===== Material for this exercise

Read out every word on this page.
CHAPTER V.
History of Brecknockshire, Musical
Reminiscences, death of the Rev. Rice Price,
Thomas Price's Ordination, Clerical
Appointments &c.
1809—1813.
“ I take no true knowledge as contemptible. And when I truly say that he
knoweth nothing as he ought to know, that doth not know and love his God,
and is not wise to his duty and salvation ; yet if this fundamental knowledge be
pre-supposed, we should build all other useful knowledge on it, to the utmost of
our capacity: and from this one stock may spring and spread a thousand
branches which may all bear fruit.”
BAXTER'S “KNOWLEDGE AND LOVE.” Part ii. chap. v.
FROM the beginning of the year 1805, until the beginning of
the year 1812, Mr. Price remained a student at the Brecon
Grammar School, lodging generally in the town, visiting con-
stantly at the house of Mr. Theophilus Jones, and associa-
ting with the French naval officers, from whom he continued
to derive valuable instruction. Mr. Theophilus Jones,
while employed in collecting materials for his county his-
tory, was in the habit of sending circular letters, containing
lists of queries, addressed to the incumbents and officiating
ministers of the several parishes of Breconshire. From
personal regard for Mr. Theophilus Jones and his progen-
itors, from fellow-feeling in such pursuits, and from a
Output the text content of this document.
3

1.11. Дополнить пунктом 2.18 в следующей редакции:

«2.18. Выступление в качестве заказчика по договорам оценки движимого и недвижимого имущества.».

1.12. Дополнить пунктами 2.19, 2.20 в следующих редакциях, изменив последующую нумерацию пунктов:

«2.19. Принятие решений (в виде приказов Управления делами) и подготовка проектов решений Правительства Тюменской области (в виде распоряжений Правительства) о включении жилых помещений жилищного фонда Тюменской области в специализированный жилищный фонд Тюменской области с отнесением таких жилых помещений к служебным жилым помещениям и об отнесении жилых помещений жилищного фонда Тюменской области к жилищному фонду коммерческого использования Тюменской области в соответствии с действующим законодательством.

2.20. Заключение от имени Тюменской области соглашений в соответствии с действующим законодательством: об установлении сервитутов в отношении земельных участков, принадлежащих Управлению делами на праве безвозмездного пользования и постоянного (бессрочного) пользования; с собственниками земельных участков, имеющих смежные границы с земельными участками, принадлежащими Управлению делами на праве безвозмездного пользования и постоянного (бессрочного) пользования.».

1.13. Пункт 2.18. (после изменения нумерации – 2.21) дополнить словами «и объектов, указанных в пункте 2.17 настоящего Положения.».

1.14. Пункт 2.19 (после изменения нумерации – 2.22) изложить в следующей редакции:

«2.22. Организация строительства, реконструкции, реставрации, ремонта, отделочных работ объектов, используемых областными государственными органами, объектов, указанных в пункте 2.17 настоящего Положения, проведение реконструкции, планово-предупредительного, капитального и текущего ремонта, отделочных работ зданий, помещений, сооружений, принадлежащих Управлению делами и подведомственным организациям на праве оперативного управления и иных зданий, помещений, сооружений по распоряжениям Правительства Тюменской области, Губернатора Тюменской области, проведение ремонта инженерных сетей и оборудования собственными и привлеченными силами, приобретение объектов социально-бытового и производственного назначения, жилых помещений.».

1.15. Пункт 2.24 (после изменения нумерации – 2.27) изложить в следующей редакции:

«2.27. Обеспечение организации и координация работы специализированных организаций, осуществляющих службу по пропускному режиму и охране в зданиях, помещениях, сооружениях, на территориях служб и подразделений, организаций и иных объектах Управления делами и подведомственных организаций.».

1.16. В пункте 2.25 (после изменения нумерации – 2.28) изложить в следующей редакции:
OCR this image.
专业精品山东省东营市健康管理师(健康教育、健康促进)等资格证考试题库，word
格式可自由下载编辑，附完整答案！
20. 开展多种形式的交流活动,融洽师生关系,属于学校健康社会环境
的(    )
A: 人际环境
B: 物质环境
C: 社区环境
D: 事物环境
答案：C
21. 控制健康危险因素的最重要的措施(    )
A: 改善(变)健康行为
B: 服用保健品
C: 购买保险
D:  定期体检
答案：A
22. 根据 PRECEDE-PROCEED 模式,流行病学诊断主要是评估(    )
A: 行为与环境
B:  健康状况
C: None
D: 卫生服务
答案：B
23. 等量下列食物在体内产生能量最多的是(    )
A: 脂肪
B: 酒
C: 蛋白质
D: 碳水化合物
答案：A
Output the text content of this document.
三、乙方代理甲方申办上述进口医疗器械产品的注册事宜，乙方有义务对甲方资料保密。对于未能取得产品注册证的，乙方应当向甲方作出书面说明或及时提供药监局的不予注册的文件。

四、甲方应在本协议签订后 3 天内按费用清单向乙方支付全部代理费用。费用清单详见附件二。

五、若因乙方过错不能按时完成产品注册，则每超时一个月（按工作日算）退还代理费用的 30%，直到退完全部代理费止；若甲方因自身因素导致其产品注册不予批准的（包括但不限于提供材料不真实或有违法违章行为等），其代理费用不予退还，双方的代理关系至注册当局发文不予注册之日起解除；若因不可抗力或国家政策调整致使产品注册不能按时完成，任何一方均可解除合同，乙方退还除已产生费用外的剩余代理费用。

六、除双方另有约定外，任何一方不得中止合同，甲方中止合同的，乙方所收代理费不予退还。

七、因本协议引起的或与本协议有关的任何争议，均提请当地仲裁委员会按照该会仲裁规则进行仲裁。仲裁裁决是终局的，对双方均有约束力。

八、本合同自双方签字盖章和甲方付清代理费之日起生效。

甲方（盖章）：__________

==========

Identify the lines of the entries containing the string "нумерации". Copy each such line.

_Complete response_:
1.13. Пункт 2.18. (после изменения нумерации – 2.21) дополнить словами «и объектов, указанных в пункте 2.17 настоящего Положения.».
1.14. Пункт 2.19 (после изменения нумерации – 2.22) изложить в следующей редакции:
1.15. Пункт 2.24 (после изменения нумерации – 2.27) изложить в следующей редакции:
1.16. В пункте 2.25 (после изменения нумерации – 2.28) изложить в следующей редакции:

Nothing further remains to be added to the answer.